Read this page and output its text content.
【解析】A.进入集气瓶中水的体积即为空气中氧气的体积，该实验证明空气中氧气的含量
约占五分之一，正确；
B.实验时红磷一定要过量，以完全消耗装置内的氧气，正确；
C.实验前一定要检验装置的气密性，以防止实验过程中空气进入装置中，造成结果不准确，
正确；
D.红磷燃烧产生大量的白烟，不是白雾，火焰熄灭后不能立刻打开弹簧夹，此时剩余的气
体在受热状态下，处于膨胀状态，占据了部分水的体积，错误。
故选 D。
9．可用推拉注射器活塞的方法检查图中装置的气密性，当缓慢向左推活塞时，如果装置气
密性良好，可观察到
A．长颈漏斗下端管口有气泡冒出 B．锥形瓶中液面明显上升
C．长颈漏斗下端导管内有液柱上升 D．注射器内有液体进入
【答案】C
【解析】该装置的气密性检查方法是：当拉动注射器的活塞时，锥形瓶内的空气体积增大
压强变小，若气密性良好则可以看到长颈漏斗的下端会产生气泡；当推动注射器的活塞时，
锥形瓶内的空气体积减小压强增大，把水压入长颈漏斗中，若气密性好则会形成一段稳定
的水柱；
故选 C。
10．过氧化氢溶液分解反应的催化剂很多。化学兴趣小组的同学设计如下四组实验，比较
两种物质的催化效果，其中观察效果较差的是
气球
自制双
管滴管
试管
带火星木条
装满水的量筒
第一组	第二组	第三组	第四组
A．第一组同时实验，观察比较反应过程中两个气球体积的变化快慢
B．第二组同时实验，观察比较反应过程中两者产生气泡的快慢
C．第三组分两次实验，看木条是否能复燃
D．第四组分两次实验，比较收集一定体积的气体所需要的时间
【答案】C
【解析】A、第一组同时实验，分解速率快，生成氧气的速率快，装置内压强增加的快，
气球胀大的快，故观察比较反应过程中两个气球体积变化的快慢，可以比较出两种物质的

━━━━

* EXERCISE DIRECTIONS *
The records above should all be quoted exactly, please.

* SOLUTION TO THIS EXERCISE *
Read this page and output its text content.
【解析】A.进入集气瓶中水的体积即为空气中氧气的体积，该实验证明空气中氧气的含量
约占五分之一，正确；
B.实验时红磷一定要过量，以完全消耗装置内的氧气，正确；
C.实验前一定要检验装置的气密性，以防止实验过程中空气进入装置中，造成结果不准确，
正确；
D.红磷燃烧产生大量的白烟，不是白雾，火焰熄灭后不能立刻打开弹簧夹，此时剩余的气
体在受热状态下，处于膨胀状态，占据了部分水的体积，错误。
故选 D。
9．可用推拉注射器活塞的方法检查图中装置的气密性，当缓慢向左推活塞时，如果装置气
密性良好，可观察到
A．长颈漏斗下端管口有气泡冒出 B．锥形瓶中液面明显上升
C．长颈漏斗下端导管内有液柱上升 D．注射器内有液体进入
【答案】C
【解析】该装置的气密性检查方法是：当拉动注射器的活塞时，锥形瓶内的空气体积增大
压强变小，若气密性良好则可以看到长颈漏斗的下端会产生气泡；当推动注射器的活塞时，
锥形瓶内的空气体积减小压强增大，把水压入长颈漏斗中，若气密性好则会形成一段稳定
的水柱；
故选 C。
10．过氧化氢溶液分解反应的催化剂很多。化学兴趣小组的同学设计如下四组实验，比较
两种物质的催化效果，其中观察效果较差的是
气球
自制双
管滴管
试管
带火星木条
装满水的量筒
第一组	第二组	第三组	第四组
A．第一组同时实验，观察比较反应过程中两个气球体积的变化快慢
B．第二组同时实验，观察比较反应过程中两者产生气泡的快慢
C．第三组分两次实验，看木条是否能复燃
D．第四组分两次实验，比较收集一定体积的气体所需要的时间
【答案】C
【解析】A、第一组同时实验，分解速率快，生成氧气的速率快，装置内压强增加的快，
气球胀大的快，故观察比较反应过程中两个气球体积变化的快慢，可以比较出两种物质的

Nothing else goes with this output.